:: Stated exercise ::
Repeat the records below exactly.
***** Stored data *****
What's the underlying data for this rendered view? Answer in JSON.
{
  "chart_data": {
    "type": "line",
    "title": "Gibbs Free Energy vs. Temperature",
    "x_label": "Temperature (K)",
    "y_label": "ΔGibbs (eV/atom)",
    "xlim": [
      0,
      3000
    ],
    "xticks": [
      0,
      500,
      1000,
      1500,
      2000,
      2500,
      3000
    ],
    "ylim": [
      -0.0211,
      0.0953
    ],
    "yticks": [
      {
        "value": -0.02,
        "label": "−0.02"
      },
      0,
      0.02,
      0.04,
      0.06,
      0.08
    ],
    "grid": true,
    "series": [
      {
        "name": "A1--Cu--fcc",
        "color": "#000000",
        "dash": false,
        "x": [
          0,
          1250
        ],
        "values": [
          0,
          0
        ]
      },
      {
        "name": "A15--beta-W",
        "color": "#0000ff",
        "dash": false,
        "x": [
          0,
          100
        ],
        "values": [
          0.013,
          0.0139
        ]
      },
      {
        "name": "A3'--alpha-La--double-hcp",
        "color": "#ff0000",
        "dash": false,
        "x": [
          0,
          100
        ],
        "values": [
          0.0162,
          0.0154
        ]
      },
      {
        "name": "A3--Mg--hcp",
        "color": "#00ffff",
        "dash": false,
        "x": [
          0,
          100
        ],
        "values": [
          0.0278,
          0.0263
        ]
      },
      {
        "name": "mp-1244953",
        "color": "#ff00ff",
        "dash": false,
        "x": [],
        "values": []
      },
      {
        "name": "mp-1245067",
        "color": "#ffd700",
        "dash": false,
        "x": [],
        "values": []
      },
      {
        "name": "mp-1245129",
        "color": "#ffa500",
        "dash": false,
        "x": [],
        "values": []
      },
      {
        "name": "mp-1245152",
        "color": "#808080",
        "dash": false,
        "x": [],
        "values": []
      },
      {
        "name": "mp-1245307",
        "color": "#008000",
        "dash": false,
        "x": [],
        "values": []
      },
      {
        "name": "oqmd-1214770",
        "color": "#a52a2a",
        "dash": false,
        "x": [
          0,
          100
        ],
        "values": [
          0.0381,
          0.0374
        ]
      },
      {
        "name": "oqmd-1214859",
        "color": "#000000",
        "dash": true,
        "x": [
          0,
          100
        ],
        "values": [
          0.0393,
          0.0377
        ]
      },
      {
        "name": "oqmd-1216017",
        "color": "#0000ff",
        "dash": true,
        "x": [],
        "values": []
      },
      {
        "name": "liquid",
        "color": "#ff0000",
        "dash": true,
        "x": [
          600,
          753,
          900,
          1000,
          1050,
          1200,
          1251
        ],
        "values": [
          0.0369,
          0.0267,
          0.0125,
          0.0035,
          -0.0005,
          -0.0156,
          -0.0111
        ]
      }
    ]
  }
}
*****
:: Written solution ::
What's the underlying data for this rendered view? Answer in JSON.
{
  "chart_data": {
    "type": "line",
    "title": "Gibbs Free Energy vs. Temperature",
    "x_label": "Temperature (K)",
    "y_label": "ΔGibbs (eV/atom)",
    "xlim": [
      0,
      3000
    ],
    "xticks": [
      0,
      500,
      1000,
      1500,
      2000,
      2500,
      3000
    ],
    "ylim": [
      -0.0211,
      0.0953
    ],
    "yticks": [
      {
        "value": -0.02,
        "label": "−0.02"
      },
      0,
      0.02,
      0.04,
      0.06,
      0.08
    ],
    "grid": true,
    "series": [
      {
        "name": "A1--Cu--fcc",
        "color": "#000000",
        "dash": false,
        "x": [
          0,
          1250
        ],
        "values": [
          0,
          0
        ]
      },
      {
        "name": "A15--beta-W",
        "color": "#0000ff",
        "dash": false,
        "x": [
          0,
          100
        ],
        "values": [
          0.013,
          0.0139
        ]
      },
      {
        "name": "A3'--alpha-La--double-hcp",
        "color": "#ff0000",
        "dash": false,
        "x": [
          0,
          100
        ],
        "values": [
          0.0162,
          0.0154
        ]
      },
      {
        "name": "A3--Mg--hcp",
        "color": "#00ffff",
        "dash": false,
        "x": [
          0,
          100
        ],
        "values": [
          0.0278,
          0.0263
        ]
      },
      {
        "name": "mp-1244953",
        "color": "#ff00ff",
        "dash": false,
        "x": [],
        "values": []
      },
      {
        "name": "mp-1245067",
        "color": "#ffd700",
        "dash": false,
        "x": [],
        "values": []
      },
      {
        "name": "mp-1245129",
        "color": "#ffa500",
        "dash": false,
        "x": [],
        "values": []
      },
      {
        "name": "mp-1245152",
        "color": "#808080",
        "dash": false,
        "x": [],
        "values": []
      },
      {
        "name": "mp-1245307",
        "color": "#008000",
        "dash": false,
        "x": [],
        "values": []
      },
      {
        "name": "oqmd-1214770",
        "color": "#a52a2a",
        "dash": false,
        "x": [
          0,
          100
        ],
        "values": [
          0.0381,
          0.0374
        ]
      },
      {
        "name": "oqmd-1214859",
        "color": "#000000",
        "dash": true,
        "x": [
          0,
          100
        ],
        "values": [
          0.0393,
          0.0377
        ]
      },
      {
        "name": "oqmd-1216017",
        "color": "#0000ff",
        "dash": true,
        "x": [],
        "values": []
      },
      {
        "name": "liquid",
        "color": "#ff0000",
        "dash": true,
        "x": [
          600,
          753,
          900,
          1000,
          1050,
          1200,
          1251
        ],
        "values": [
          0.0369,
          0.0267,
          0.0125,
          0.0035,
          -0.0005,
          -0.0156,
          -0.0111
        ]
      }
    ]
  }
}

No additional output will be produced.